WHAT IS BEING ASKED — Write out the full set of records below exactly.

GIVEN DATA —
++++++++++++++++++++
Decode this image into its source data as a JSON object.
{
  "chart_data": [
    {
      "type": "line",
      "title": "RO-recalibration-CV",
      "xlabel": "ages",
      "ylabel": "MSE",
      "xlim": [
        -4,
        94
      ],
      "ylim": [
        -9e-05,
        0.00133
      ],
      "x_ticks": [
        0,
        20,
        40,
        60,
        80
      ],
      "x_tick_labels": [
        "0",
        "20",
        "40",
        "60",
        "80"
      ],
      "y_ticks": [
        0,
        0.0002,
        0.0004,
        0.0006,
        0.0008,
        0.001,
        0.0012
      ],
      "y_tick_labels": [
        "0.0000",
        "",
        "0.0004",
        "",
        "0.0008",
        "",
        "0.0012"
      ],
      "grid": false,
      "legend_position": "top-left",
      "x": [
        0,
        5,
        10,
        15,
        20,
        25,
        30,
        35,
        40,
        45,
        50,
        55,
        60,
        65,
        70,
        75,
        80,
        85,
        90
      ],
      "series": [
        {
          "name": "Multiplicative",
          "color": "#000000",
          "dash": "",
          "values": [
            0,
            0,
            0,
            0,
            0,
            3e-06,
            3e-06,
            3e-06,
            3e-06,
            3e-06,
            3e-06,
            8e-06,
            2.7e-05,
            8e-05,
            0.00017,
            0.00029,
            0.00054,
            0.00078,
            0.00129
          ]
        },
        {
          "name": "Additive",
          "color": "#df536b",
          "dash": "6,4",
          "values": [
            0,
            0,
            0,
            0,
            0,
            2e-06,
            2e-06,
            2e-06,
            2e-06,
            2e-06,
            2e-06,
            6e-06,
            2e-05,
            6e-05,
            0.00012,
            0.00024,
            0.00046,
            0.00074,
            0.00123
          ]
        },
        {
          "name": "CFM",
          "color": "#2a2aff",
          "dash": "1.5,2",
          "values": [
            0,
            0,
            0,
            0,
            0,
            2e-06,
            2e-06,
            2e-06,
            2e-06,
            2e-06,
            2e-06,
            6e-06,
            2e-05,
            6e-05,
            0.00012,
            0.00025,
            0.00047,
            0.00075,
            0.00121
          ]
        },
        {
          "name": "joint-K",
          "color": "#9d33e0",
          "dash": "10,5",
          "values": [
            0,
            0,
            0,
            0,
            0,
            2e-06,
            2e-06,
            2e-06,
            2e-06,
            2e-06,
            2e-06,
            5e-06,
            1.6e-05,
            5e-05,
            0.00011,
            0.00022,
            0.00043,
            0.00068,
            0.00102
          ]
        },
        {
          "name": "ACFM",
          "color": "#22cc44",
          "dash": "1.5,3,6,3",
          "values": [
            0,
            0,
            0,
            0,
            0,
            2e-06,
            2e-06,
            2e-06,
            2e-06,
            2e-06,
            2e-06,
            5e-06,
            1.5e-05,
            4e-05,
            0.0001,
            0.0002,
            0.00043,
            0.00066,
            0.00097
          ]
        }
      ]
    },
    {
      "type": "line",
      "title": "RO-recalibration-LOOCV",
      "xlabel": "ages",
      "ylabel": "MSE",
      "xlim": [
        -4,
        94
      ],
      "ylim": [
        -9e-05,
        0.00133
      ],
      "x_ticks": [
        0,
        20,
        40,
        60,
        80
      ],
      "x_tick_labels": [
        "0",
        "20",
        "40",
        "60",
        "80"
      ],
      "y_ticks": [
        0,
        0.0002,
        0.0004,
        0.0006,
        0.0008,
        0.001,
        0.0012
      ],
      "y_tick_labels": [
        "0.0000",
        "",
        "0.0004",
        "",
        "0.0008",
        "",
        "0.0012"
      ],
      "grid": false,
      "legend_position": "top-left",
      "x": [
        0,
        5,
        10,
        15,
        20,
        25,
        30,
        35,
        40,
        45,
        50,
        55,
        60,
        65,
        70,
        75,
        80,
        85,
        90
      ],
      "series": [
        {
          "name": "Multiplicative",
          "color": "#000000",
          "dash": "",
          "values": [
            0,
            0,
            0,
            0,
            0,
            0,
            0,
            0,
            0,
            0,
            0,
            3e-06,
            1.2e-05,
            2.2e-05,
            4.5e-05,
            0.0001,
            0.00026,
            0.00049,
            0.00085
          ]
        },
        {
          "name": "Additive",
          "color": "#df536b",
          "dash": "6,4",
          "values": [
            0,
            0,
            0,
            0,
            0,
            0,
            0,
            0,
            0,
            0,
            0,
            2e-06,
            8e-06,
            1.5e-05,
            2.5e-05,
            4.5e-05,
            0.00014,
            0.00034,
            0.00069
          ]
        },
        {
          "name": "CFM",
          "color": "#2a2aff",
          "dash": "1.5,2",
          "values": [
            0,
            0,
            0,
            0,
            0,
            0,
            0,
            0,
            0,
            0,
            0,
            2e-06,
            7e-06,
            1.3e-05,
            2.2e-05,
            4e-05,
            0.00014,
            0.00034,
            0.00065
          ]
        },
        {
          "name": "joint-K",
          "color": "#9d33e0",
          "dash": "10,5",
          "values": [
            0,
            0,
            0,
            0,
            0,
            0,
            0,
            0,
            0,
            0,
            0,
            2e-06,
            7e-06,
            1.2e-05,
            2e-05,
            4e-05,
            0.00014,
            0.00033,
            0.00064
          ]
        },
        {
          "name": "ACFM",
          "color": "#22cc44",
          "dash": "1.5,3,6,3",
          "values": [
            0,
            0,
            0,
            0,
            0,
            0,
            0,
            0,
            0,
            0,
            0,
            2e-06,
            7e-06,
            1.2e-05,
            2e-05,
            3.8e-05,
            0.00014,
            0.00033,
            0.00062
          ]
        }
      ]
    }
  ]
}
++++++++++++++++++++
COMPLETED TASK —
Decode this image into its source data as a JSON object.
{
  "chart_data": [
    {
      "type": "line",
      "title": "RO-recalibration-CV",
      "xlabel": "ages",
      "ylabel": "MSE",
      "xlim": [
        -4,
        94
      ],
      "ylim": [
        -9e-05,
        0.00133
      ],
      "x_ticks": [
        0,
        20,
        40,
        60,
        80
      ],
      "x_tick_labels": [
        "0",
        "20",
        "40",
        "60",
        "80"
      ],
      "y_ticks": [
        0,
        0.0002,
        0.0004,
        0.0006,
        0.0008,
        0.001,
        0.0012
      ],
      "y_tick_labels": [
        "0.0000",
        "",
        "0.0004",
        "",
        "0.0008",
        "",
        "0.0012"
      ],
      "grid": false,
      "legend_position": "top-left",
      "x": [
        0,
        5,
        10,
        15,
        20,
        25,
        30,
        35,
        40,
        45,
        50,
        55,
        60,
        65,
        70,
        75,
        80,
        85,
        90
      ],
      "series": [
        {
          "name": "Multiplicative",
          "color": "#000000",
          "dash": "",
          "values": [
            0,
            0,
            0,
            0,
            0,
            3e-06,
            3e-06,
            3e-06,
            3e-06,
            3e-06,
            3e-06,
            8e-06,
            2.7e-05,
            8e-05,
            0.00017,
            0.00029,
            0.00054,
            0.00078,
            0.00129
          ]
        },
        {
          "name": "Additive",
          "color": "#df536b",
          "dash": "6,4",
          "values": [
            0,
            0,
            0,
            0,
            0,
            2e-06,
            2e-06,
            2e-06,
            2e-06,
            2e-06,
            2e-06,
            6e-06,
            2e-05,
            6e-05,
            0.00012,
            0.00024,
            0.00046,
            0.00074,
            0.00123
          ]
        },
        {
          "name": "CFM",
          "color": "#2a2aff",
          "dash": "1.5,2",
          "values": [
            0,
            0,
            0,
            0,
            0,
            2e-06,
            2e-06,
            2e-06,
            2e-06,
            2e-06,
            2e-06,
            6e-06,
            2e-05,
            6e-05,
            0.00012,
            0.00025,
            0.00047,
            0.00075,
            0.00121
          ]
        },
        {
          "name": "joint-K",
          "color": "#9d33e0",
          "dash": "10,5",
          "values": [
            0,
            0,
            0,
            0,
            0,
            2e-06,
            2e-06,
            2e-06,
            2e-06,
            2e-06,
            2e-06,
            5e-06,
            1.6e-05,
            5e-05,
            0.00011,
            0.00022,
            0.00043,
            0.00068,
            0.00102
          ]
        },
        {
          "name": "ACFM",
          "color": "#22cc44",
          "dash": "1.5,3,6,3",
          "values": [
            0,
            0,
            0,
            0,
            0,
            2e-06,
            2e-06,
            2e-06,
            2e-06,
            2e-06,
            2e-06,
            5e-06,
            1.5e-05,
            4e-05,
            0.0001,
            0.0002,
            0.00043,
            0.00066,
            0.00097
          ]
        }
      ]
    },
    {
      "type": "line",
      "title": "RO-recalibration-LOOCV",
      "xlabel": "ages",
      "ylabel": "MSE",
      "xlim": [
        -4,
        94
      ],
      "ylim": [
        -9e-05,
        0.00133
      ],
      "x_ticks": [
        0,
        20,
        40,
        60,
        80
      ],
      "x_tick_labels": [
        "0",
        "20",
        "40",
        "60",
        "80"
      ],
      "y_ticks": [
        0,
        0.0002,
        0.0004,
        0.0006,
        0.0008,
        0.001,
        0.0012
      ],
      "y_tick_labels": [
        "0.0000",
        "",
        "0.0004",
        "",
        "0.0008",
        "",
        "0.0012"
      ],
      "grid": false,
      "legend_position": "top-left",
      "x": [
        0,
        5,
        10,
        15,
        20,
        25,
        30,
        35,
        40,
        45,
        50,
        55,
        60,
        65,
        70,
        75,
        80,
        85,
        90
      ],
      "series": [
        {
          "name": "Multiplicative",
          "color": "#000000",
          "dash": "",
          "values": [
            0,
            0,
            0,
            0,
            0,
            0,
            0,
            0,
            0,
            0,
            0,
            3e-06,
            1.2e-05,
            2.2e-05,
            4.5e-05,
            0.0001,
            0.00026,
            0.00049,
            0.00085
          ]
        },
        {
          "name": "Additive",
          "color": "#df536b",
          "dash": "6,4",
          "values": [
            0,
            0,
            0,
            0,
            0,
            0,
            0,
            0,
            0,
            0,
            0,
            2e-06,
            8e-06,
            1.5e-05,
            2.5e-05,
            4.5e-05,
            0.00014,
            0.00034,
            0.00069
          ]
        },
        {
          "name": "CFM",
          "color": "#2a2aff",
          "dash": "1.5,2",
          "values": [
            0,
            0,
            0,
            0,
            0,
            0,
            0,
            0,
            0,
            0,
            0,
            2e-06,
            7e-06,
            1.3e-05,
            2.2e-05,
            4e-05,
            0.00014,
            0.00034,
            0.00065
          ]
        },
        {
          "name": "joint-K",
          "color": "#9d33e0",
          "dash": "10,5",
          "values": [
            0,
            0,
            0,
            0,
            0,
            0,
            0,
            0,
            0,
            0,
            0,
            2e-06,
            7e-06,
            1.2e-05,
            2e-05,
            4e-05,
            0.00014,
            0.00033,
            0.00064
          ]
        },
        {
          "name": "ACFM",
          "color": "#22cc44",
          "dash": "1.5,3,6,3",
          "values": [
            0,
            0,
            0,
            0,
            0,
            0,
            0,
            0,
            0,
            0,
            0,
            2e-06,
            7e-06,
            1.2e-05,
            2e-05,
            3.8e-05,
            0.00014,
            0.00033,
            0.00062
          ]
        }
      ]
    }
  ]
}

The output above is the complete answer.